» TRABALHO A FAZER:
(a) Reescreva de forma mais concisa o parágrafo do artigo sobre preclusão que começa com "Observemos que o citado art. 473", mantendo seus fatos principais.
(b) Resuma o artigo sobre preclusão em duas frases.
(c) Troque "Estado-juiz" por "órgão julgador" e reescreva o trecho do artigo sobre preclusão que abre com as palavras que contêm "Porém, com a" e fecha com "condições da ação).".

» TEXTO FORNECIDO:
O Exame das condições da ação precluem? Velho tema que sempre retorna ao exame dos tribunais
Por Cristiano Miranda de Santana
Juiz federal atuando na Câmara Regional Previdenciária da Bahia
Ed. 85 Fev 2018
Não raro, a existência de melhores elementos nos faz ver que a presença das condições da ação, outrora afirmada em decisão precedente, não corresponde ao melhor entendimento. Então, em consequência, surge a dúvida: podemos reconsiderar decisão anterior que as considerou presentes?
O debate sempre se renova, e muitas vezes nos deparamos com decisões que afirmam a existência da preclusão,1 ora pela aplicação do art. 471, caput, do CPC/1973,2 ora pela aplicação do art. 473 do mesmo diploma processual3.
Porém, com a devida vênia, não parece ser esse o melhor entendimento.
Observemos que o citado art. 473 do CPC/19734 em momento algum impede o agir do Estado-juiz, que está autorizado a atuar de ofício em relação às matérias de ordem pública, a exemplo daquelas que versam sobre os requisitos de admissibilidade da tutela jurisdicional de mérito (pressupostos processuais e condições da ação).
O texto do artigo contém uma limitação subjetiva, pois se dirige exclusivamente à parte e, mesmo assim, tal impediente se circunscreve àquelas matérias sobre as quais se operou a preclusão5.
Em verdade, a limitação imposta ao Estado-juiz quanto à possibilidade de decidir temas já enfrentados por decisão pretérita está prevista no art. 505 do CPC/20156, com os devidos temperamentos, como bem demonstram as exceções contempladas em seus incisos7.
E o interesse processual – uma das condições da ação mantidas pelo atual CPC8 - encontra-se contemplado na exceção do inciso II supra, pois o próprio Código de Processo Civil (§ 3º do art. 485)9 10 expressamente admitiu o seu exame em qualquer tempo e em qualquer grau de jurisdição, antes de se operar a coisa julgada.

» SEÇÃO DE DADOS:
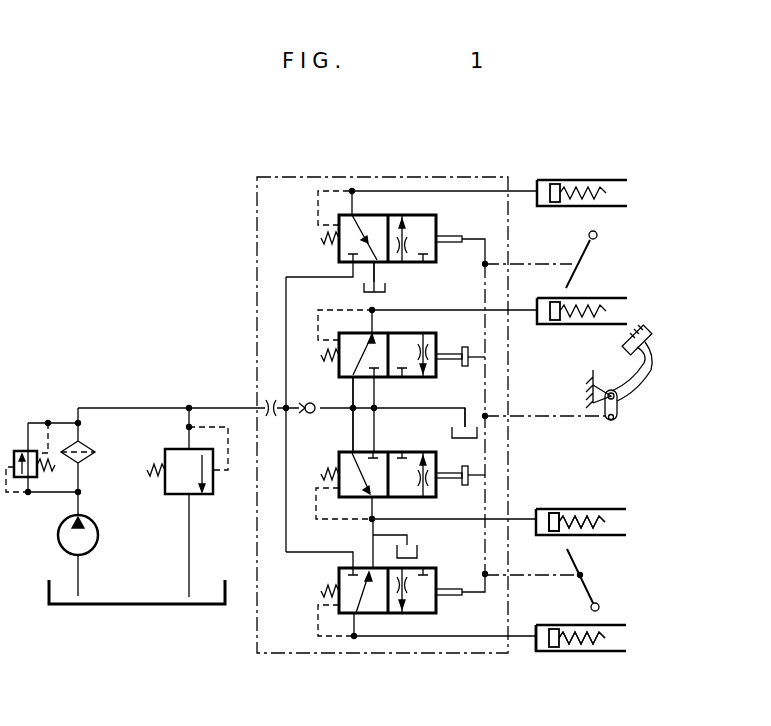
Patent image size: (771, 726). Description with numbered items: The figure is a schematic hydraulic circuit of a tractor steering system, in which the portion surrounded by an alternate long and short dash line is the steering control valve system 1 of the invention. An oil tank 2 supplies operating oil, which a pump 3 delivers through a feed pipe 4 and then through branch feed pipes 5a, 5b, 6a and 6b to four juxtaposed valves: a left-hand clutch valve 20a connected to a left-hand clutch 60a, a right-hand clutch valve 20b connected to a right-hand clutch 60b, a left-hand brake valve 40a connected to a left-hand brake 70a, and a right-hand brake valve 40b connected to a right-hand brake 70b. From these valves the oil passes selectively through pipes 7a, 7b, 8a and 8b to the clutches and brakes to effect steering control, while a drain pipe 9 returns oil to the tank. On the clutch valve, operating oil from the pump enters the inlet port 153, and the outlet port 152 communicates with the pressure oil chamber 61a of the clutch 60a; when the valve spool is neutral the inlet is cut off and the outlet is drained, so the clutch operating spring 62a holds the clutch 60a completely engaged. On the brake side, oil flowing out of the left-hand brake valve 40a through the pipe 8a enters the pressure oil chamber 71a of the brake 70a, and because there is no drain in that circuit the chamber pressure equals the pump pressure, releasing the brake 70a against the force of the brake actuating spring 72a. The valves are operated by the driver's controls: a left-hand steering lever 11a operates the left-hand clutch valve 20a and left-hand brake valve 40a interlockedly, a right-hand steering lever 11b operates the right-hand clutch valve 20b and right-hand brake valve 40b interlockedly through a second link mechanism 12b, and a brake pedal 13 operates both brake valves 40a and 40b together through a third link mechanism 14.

The steering control valve system 1 is at (473, 173).
The oil tank 2 is at (162, 604).
The pump 3 is at (98, 535).
The feed pipe 4 is at (123, 408).
The feed pipe 5a is at (286, 508).
The feed pipe 5b is at (286, 314).
The feed pipe 6a is at (351, 435).
The feed pipe 6b is at (352, 395).
The pipe 7a is at (518, 640).
The pipe 7b is at (526, 191).
The pipe 8a is at (525, 519).
The pipe 8b is at (525, 310).
The drain pipe 9 is at (382, 273).
The left-hand steering lever 11a is at (599, 605).
The right-hand steering lever 11b is at (596, 243).
The second link mechanism 12b is at (493, 259).
The brake pedal 13 is at (633, 371).
The third link mechanism 14 is at (531, 428).
The left-hand clutch valve 20a is at (436, 613).
The right-hand clutch valve 20b is at (436, 216).
The left-hand brake valve 40a is at (431, 497).
The right-hand brake valve 40b is at (436, 334).
The left-hand clutch 60a is at (620, 669).
The right-hand clutch 60b is at (583, 175).
The pressure oil chamber 61a is at (543, 626).
The clutch operating spring 62a is at (590, 650).
The left-hand brake 70a is at (615, 501).
The right-hand brake 70b is at (605, 290).
The pressure oil chamber 71a is at (543, 522).
The brake actuating spring 72a is at (602, 533).
The outlet port 152 is at (350, 210).
The inlet port 153 is at (350, 268).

» RESULTADOS DAS TAREFAS:
(a) O art. 473 do CPC/1973 não impede a atuação do Estado-juiz. Este pode agir de ofício em matérias de ordem pública, como os requisitos de admissibilidade da tutela jurisdicional de mérito, ou seja, os pressupostos processuais e as condições da ação.

(b) O artigo discute se o juiz pode reconsiderar uma decisão anterior que julgou presentes as condições da ação e rejeita as decisões que afirmam a preclusão com base nos arts. 471 e 473 do CPC/1973. Sustenta que o art. 473 se dirige apenas à parte e que a limitação ao Estado-juiz está no art. 505 do CPC/2015, cujas exceções abrangem o interesse processual, examinável em qualquer tempo e grau de jurisdição antes da coisa julgada (§ 3º do art. 485).

(c)
Porém, com a devida vênia, não parece ser esse o melhor entendimento.
Observemos que o citado art. 473 do CPC/19734 em momento algum impede o agir do órgão julgador, que está autorizado a atuar de ofício em relação às matérias de ordem pública, a exemplo daquelas que versam sobre os requisitos de admissibilidade da tutela jurisdicional de mérito (pressupostos processuais e condições da ação).